GOAL OF THE EXERCISE: Can you put every line of the items, from the first one through the line with "Point xyxy=(120,286,142,301)", into a numbered list that skips blank lines?
===============
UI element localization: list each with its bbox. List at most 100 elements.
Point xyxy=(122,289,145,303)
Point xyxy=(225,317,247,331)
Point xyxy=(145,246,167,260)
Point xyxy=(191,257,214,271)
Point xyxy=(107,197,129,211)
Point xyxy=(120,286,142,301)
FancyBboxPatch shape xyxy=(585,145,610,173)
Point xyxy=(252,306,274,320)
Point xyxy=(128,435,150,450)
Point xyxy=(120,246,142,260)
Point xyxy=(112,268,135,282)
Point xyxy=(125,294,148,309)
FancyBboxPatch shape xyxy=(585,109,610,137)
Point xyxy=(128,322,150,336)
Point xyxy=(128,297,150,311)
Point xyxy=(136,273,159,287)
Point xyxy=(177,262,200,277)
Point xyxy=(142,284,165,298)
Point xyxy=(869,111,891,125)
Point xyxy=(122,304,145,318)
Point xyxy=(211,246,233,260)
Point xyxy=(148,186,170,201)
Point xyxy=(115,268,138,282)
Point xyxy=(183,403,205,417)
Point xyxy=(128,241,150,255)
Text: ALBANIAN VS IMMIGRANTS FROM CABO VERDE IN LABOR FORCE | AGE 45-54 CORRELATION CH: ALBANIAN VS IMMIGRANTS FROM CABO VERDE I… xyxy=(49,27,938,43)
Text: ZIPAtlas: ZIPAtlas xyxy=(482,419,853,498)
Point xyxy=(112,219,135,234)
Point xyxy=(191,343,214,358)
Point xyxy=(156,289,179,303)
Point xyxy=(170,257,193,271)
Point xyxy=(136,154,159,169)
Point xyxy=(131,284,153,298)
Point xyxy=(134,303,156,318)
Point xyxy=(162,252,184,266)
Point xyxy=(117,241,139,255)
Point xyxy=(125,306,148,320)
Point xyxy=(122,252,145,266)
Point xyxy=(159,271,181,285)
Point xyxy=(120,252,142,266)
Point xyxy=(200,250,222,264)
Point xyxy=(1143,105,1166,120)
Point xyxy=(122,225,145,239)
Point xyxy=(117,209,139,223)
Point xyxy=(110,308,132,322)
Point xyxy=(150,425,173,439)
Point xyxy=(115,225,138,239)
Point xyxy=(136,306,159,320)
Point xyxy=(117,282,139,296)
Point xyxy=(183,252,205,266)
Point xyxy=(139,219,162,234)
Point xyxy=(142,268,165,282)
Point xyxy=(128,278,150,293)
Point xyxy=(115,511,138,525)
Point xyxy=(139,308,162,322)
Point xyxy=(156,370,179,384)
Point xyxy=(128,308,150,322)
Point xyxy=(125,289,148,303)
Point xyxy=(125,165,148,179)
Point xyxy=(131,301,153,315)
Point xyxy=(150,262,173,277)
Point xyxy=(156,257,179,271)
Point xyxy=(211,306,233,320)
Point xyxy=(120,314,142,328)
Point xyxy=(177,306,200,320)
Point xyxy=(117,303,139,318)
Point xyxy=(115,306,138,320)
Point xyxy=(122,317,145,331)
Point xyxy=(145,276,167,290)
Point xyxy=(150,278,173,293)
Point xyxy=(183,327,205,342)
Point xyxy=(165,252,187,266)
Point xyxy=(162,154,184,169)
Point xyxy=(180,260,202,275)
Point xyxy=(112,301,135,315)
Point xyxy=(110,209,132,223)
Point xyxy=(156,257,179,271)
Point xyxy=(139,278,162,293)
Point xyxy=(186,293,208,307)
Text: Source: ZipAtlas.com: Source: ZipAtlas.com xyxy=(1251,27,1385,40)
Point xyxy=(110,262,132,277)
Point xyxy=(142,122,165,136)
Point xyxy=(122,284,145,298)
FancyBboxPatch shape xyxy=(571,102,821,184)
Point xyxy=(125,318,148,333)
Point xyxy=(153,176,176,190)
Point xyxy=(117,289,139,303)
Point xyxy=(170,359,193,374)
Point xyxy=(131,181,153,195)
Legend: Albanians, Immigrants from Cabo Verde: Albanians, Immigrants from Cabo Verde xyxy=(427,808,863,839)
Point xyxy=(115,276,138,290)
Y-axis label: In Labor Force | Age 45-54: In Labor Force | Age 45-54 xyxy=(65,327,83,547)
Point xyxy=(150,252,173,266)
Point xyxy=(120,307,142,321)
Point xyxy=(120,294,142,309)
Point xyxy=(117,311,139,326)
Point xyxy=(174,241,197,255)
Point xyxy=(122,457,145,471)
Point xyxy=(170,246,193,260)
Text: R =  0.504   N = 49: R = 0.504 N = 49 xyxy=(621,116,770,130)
===============
RESULT FOR THIS EXERCISE:
1. UI element localization: list each with its bbox. List at most 100 elements.
2. Point xyxy=(122,289,145,303)
3. Point xyxy=(225,317,247,331)
4. Point xyxy=(145,246,167,260)
5. Point xyxy=(191,257,214,271)
6. Point xyxy=(107,197,129,211)
7. Point xyxy=(120,286,142,301)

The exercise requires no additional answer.